=== The exercise ===
Lines that contain the string "content" are to be copied; leave out all others.
## begin The records
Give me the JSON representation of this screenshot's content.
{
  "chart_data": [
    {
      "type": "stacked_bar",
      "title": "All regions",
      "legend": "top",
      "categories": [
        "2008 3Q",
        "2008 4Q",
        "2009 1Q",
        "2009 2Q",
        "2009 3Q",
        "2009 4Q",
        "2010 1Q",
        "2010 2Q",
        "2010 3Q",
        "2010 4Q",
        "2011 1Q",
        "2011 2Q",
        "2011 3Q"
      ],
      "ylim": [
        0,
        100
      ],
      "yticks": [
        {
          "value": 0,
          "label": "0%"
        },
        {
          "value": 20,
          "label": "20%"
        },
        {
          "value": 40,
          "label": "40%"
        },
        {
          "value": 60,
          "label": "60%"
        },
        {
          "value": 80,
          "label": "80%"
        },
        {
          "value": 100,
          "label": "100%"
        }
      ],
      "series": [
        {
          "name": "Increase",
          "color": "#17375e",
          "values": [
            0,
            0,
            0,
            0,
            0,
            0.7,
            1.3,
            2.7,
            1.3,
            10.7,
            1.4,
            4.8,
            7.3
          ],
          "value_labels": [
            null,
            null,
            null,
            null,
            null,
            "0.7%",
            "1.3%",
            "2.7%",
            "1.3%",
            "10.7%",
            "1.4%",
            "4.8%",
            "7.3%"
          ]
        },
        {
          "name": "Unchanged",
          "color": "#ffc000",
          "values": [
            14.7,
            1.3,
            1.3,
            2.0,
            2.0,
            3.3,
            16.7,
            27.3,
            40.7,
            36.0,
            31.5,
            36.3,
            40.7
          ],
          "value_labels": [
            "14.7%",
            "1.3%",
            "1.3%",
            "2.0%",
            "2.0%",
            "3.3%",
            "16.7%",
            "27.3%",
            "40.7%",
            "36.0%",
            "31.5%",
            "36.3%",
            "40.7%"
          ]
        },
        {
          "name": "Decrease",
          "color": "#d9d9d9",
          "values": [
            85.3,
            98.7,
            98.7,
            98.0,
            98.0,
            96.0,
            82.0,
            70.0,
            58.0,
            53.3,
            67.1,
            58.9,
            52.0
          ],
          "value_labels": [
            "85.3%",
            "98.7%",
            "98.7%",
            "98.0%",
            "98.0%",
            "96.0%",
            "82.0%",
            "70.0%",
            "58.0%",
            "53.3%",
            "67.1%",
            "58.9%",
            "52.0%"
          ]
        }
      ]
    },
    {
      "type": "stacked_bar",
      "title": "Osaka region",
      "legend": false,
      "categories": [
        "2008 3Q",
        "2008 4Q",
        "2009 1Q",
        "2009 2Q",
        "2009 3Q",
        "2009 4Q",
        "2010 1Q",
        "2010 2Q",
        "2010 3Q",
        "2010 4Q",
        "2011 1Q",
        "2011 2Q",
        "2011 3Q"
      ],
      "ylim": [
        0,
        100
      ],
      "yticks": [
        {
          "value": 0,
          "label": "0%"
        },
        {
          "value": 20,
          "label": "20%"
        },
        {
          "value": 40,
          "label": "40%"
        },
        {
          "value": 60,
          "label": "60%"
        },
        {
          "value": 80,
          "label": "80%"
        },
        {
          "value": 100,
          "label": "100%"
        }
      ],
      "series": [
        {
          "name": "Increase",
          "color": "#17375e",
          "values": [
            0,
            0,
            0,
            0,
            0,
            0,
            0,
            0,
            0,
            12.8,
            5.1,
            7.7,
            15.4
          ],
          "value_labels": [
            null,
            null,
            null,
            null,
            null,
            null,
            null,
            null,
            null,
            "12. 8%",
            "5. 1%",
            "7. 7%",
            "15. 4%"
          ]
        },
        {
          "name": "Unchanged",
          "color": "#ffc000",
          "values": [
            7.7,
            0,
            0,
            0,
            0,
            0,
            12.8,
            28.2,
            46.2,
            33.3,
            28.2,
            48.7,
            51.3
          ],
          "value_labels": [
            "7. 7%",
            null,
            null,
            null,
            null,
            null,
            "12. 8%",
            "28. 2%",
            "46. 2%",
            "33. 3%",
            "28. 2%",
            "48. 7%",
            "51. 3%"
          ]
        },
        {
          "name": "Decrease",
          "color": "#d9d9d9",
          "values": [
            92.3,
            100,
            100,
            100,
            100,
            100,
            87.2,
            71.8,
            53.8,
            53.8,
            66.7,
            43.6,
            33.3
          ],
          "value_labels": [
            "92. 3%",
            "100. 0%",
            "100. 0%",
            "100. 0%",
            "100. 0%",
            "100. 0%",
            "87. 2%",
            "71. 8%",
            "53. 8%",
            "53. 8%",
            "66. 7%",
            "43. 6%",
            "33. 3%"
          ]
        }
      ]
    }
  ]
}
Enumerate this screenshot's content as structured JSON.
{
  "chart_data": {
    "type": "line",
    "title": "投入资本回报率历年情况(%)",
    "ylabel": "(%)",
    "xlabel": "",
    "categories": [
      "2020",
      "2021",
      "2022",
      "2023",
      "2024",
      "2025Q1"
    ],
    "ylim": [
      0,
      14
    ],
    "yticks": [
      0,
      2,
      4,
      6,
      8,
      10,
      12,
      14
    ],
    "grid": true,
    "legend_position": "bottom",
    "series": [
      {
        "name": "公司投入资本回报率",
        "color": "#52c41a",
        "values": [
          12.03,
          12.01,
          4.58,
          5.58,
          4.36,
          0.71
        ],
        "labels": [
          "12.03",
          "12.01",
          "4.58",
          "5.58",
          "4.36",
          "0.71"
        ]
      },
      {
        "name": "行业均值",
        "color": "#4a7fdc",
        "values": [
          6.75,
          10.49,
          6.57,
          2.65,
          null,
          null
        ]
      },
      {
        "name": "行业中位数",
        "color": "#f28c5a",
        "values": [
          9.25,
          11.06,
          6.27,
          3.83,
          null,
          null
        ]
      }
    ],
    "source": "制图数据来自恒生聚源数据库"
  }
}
## end The records
=== Result of the task ===
Give me the JSON representation of this screenshot's content.
Enumerate this screenshot's content as structured JSON.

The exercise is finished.